> **WHAT YOU HAVE TO DO**
Please count the lines in the records below that contain the word "Created", matching case exactly, and give only the number.

──────── SOURCE MATERIAL

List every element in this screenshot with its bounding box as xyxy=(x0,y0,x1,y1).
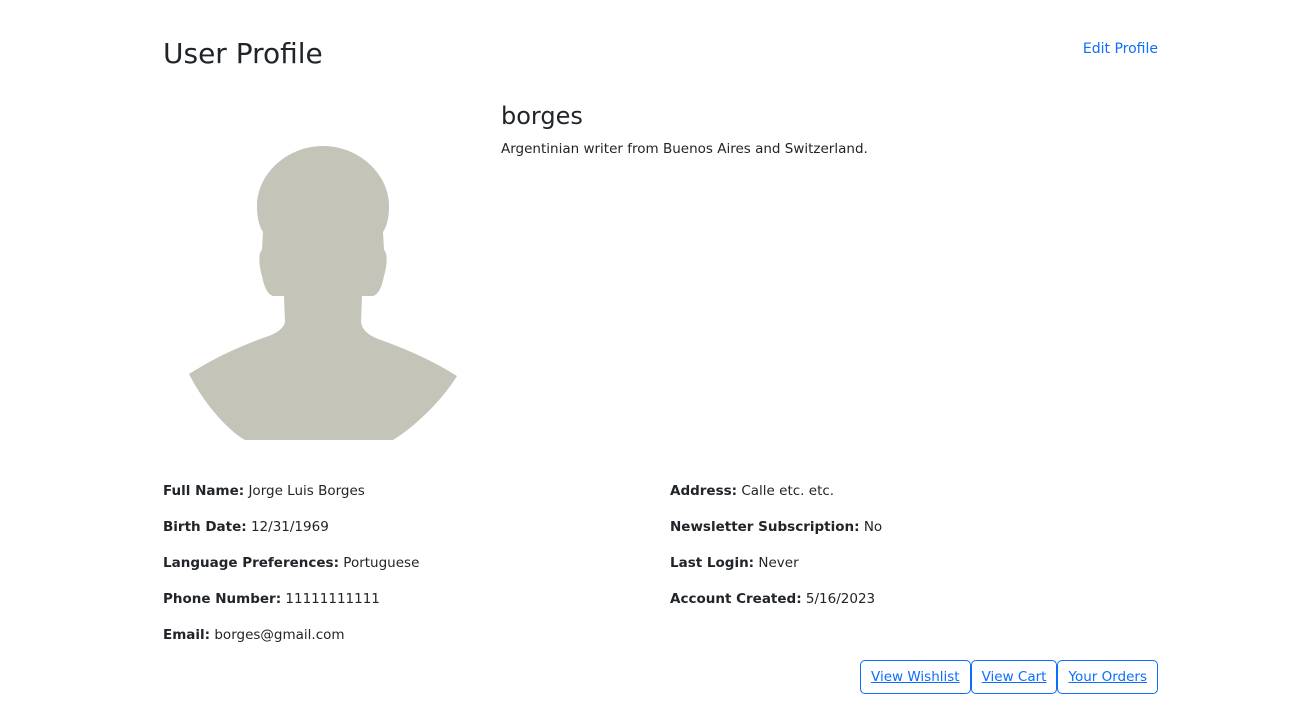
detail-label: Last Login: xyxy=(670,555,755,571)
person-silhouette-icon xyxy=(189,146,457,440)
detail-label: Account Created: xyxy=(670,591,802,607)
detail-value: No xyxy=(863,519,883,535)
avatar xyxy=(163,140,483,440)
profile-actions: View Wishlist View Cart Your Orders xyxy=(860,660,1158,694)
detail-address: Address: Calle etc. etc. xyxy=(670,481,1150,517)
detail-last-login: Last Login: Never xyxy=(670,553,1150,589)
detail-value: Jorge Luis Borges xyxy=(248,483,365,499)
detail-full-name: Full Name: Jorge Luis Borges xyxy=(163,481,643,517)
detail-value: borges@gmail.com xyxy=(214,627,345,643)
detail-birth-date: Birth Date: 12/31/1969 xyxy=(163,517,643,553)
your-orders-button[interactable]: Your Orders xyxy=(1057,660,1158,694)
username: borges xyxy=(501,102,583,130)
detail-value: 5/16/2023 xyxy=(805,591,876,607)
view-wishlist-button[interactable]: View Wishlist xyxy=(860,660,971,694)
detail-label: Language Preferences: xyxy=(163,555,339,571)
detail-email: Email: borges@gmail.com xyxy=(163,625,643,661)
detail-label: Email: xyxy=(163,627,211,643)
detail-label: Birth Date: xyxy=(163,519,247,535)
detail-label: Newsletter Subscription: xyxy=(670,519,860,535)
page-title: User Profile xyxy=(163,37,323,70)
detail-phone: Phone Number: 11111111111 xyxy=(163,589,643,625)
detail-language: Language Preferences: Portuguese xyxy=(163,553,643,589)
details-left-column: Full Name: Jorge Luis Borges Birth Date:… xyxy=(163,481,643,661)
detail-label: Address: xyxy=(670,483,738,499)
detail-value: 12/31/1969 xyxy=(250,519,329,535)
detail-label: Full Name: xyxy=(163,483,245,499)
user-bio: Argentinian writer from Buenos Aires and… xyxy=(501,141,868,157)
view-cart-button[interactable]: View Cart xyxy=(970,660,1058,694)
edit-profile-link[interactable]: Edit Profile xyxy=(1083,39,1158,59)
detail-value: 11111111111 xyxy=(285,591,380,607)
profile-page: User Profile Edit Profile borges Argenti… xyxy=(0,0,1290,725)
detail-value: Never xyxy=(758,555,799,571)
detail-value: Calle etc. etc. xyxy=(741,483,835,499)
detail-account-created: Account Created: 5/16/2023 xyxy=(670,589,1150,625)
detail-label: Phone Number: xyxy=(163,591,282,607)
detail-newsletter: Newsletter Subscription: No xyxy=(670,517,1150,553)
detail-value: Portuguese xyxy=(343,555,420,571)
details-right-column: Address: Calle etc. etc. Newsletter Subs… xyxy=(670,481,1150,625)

────────────────
──────── SOURCE MATERIAL

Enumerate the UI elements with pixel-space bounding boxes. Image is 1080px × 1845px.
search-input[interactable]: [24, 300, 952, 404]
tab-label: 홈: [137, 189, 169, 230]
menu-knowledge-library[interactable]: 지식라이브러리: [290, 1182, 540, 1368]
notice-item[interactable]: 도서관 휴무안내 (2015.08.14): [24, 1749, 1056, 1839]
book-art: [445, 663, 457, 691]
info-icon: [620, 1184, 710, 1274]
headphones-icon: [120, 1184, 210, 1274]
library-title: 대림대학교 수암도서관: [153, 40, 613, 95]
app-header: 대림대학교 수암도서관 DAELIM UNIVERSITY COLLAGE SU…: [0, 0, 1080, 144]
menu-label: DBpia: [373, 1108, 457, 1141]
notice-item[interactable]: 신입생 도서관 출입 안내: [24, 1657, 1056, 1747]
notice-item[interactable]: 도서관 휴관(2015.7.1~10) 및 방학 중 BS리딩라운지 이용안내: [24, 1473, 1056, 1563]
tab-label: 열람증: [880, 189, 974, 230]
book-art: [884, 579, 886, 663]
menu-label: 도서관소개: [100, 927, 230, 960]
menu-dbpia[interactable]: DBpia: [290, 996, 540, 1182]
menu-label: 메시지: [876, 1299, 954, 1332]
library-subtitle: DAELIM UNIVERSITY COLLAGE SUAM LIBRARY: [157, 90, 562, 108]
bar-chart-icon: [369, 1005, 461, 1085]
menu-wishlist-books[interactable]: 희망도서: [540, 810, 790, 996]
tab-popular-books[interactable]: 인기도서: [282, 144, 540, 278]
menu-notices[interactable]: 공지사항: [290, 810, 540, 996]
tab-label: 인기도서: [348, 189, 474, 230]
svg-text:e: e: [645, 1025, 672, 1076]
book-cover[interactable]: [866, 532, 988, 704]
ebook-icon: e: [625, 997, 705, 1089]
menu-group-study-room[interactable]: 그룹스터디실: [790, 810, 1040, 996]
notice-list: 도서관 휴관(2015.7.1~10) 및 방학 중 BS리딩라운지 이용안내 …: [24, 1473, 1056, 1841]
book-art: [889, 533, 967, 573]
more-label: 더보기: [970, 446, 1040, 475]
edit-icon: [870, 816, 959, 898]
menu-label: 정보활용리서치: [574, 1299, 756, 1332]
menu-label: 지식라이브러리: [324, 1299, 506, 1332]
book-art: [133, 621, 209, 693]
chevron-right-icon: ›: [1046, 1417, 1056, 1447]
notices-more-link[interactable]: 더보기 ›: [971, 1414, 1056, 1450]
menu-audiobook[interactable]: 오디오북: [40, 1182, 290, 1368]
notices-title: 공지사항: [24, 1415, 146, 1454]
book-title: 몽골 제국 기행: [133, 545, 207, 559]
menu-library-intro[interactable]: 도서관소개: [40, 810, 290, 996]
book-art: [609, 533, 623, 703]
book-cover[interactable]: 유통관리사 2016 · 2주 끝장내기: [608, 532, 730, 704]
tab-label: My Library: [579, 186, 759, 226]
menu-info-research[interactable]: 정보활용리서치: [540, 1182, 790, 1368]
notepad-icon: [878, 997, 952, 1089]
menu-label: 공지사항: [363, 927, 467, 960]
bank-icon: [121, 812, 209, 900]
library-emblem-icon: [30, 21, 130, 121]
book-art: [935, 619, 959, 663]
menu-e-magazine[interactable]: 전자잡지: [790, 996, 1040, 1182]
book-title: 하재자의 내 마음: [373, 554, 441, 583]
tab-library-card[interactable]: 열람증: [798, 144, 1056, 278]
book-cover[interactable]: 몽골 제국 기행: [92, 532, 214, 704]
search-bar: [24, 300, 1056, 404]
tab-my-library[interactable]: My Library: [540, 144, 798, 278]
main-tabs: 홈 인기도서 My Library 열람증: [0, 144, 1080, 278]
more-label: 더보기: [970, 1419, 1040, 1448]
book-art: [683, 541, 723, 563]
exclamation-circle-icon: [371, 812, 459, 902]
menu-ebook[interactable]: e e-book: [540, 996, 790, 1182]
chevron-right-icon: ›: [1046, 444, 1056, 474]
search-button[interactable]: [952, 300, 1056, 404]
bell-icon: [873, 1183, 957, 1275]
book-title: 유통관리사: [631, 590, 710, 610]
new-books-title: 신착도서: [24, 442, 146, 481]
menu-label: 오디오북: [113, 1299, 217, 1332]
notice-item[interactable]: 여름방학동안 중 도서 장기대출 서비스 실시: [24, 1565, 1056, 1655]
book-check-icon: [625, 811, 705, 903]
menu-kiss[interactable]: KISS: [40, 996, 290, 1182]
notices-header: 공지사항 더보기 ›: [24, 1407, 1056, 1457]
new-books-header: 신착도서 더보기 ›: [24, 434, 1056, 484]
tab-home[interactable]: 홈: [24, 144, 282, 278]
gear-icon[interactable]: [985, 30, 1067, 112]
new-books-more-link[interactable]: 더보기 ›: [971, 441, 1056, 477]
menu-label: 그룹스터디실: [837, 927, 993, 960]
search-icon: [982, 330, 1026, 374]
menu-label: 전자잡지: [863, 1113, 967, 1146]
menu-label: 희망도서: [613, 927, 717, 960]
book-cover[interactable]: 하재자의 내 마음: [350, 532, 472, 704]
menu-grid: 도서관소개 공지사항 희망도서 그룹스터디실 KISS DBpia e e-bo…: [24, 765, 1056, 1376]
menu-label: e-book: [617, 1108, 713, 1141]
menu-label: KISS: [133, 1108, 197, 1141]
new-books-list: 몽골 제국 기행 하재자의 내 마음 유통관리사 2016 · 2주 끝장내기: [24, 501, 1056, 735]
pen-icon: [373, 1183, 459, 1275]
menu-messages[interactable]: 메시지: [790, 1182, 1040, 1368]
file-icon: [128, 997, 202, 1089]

────────────────

> **ANSWER TO THIS PROBLEM**
2